━━ PROVIDED DATA

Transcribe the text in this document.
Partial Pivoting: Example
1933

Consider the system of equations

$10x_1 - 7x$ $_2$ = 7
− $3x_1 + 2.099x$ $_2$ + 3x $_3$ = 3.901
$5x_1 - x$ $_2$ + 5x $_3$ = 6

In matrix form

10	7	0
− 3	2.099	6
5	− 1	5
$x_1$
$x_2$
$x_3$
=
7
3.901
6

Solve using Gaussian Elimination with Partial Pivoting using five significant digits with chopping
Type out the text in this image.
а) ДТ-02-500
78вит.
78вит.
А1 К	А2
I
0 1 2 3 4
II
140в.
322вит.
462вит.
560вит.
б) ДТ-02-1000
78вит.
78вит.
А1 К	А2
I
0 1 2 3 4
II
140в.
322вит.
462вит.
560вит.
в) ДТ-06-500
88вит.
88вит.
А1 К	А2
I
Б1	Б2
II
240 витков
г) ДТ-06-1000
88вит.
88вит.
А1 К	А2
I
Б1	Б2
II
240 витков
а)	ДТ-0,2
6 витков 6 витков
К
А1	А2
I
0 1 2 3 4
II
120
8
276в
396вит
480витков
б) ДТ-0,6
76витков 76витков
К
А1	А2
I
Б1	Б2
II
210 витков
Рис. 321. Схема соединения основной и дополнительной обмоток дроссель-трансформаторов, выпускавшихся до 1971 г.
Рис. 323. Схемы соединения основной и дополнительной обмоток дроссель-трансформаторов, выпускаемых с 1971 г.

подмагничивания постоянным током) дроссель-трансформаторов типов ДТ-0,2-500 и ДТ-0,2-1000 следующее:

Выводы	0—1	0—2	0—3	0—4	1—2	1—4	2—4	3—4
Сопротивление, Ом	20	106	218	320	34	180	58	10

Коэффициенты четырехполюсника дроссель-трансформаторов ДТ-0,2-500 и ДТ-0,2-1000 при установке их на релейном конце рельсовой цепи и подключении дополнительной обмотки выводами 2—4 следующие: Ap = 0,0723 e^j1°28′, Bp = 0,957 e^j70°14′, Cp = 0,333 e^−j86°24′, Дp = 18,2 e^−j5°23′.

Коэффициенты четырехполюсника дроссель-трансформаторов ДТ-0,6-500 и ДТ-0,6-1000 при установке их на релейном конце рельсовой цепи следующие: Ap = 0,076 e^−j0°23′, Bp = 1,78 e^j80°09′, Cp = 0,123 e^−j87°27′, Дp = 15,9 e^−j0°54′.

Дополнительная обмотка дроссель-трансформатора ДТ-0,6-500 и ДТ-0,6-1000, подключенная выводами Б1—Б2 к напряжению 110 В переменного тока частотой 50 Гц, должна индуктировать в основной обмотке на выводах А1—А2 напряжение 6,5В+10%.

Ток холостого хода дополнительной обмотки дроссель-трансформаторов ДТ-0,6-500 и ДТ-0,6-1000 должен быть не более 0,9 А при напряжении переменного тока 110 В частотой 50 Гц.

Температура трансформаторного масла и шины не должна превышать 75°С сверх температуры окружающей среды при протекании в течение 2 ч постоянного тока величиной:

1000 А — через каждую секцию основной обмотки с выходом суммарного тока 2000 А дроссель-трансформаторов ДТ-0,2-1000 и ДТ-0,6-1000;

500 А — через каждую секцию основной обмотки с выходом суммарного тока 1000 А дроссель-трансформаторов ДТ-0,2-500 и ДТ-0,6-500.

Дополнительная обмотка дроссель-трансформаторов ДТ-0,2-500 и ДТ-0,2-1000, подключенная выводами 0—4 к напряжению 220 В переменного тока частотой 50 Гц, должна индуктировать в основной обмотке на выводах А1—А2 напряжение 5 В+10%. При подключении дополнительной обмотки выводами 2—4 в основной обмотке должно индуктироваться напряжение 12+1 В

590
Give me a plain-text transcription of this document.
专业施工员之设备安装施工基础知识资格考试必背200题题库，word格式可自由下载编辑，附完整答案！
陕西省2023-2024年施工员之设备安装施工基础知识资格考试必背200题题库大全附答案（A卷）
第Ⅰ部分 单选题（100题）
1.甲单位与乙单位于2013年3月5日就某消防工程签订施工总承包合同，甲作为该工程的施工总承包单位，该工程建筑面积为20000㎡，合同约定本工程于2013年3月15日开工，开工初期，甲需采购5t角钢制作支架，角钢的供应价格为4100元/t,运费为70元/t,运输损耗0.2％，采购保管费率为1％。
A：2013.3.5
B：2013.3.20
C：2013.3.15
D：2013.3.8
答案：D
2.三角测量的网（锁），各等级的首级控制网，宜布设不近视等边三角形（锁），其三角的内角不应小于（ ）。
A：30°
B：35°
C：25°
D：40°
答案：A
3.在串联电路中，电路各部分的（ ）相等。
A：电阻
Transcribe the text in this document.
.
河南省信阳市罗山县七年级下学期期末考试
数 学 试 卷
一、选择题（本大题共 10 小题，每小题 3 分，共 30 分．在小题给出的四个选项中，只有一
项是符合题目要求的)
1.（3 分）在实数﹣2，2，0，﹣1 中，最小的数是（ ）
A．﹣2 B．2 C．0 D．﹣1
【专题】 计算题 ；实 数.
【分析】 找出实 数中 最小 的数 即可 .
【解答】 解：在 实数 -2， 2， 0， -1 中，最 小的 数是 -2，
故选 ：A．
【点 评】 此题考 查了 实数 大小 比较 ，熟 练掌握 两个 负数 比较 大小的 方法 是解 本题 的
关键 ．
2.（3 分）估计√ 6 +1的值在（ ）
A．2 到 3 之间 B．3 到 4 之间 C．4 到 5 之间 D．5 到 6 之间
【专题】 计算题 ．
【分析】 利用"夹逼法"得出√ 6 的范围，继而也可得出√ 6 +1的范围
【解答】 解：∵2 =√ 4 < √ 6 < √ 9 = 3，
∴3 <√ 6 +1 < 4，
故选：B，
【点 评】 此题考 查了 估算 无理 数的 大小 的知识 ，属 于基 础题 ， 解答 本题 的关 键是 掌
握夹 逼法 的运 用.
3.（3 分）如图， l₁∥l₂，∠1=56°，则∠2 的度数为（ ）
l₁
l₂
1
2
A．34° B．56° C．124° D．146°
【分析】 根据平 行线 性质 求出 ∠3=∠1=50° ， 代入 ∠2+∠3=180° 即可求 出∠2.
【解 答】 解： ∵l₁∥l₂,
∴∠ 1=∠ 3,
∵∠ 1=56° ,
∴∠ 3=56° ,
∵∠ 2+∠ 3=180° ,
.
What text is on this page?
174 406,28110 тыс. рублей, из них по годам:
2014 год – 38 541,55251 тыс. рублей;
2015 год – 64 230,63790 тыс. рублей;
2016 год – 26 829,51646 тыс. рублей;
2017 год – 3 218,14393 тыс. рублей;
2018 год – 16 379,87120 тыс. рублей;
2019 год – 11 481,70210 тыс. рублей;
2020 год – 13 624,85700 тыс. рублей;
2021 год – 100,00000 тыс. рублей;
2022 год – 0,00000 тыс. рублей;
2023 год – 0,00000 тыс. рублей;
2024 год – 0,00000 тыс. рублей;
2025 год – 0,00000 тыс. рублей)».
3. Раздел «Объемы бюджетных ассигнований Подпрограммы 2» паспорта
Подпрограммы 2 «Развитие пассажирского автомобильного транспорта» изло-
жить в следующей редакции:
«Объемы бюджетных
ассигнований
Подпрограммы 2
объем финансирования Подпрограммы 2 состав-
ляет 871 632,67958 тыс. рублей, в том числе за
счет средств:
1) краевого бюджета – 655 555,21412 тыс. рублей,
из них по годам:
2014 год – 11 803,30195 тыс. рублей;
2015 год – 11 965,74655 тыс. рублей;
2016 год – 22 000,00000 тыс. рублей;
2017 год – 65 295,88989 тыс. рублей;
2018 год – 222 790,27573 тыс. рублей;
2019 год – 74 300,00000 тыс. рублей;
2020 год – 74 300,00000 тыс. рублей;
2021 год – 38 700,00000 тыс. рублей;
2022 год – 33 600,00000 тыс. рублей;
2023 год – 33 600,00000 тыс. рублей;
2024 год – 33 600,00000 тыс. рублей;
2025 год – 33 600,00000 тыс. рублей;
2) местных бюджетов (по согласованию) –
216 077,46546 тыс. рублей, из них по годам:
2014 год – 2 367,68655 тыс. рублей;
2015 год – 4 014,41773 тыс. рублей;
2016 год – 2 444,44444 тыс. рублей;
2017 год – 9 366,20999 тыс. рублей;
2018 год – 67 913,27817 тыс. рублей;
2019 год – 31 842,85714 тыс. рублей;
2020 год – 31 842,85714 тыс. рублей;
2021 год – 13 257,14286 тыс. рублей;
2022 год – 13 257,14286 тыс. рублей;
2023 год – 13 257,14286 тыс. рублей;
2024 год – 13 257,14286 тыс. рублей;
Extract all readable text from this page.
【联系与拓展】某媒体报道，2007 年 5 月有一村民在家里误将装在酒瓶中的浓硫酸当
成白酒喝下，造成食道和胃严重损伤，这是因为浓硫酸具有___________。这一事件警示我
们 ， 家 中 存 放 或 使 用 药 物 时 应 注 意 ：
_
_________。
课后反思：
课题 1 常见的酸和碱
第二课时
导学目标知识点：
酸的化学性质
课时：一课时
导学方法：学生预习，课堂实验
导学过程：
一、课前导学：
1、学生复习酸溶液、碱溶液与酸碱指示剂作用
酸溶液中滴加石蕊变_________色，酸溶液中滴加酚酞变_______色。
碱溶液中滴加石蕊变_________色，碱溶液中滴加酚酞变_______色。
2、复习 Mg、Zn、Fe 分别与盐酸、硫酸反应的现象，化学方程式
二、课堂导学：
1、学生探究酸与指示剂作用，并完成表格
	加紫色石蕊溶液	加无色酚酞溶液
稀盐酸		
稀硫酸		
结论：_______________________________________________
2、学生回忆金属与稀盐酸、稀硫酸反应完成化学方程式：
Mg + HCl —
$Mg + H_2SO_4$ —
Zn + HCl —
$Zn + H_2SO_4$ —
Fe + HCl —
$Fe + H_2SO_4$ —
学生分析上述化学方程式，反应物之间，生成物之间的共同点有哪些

━━━━

[REQUEST]: How many of the lines in the listing above hold the word "рельсовой"? Report only that figure.

[THE RESPONSE]: 2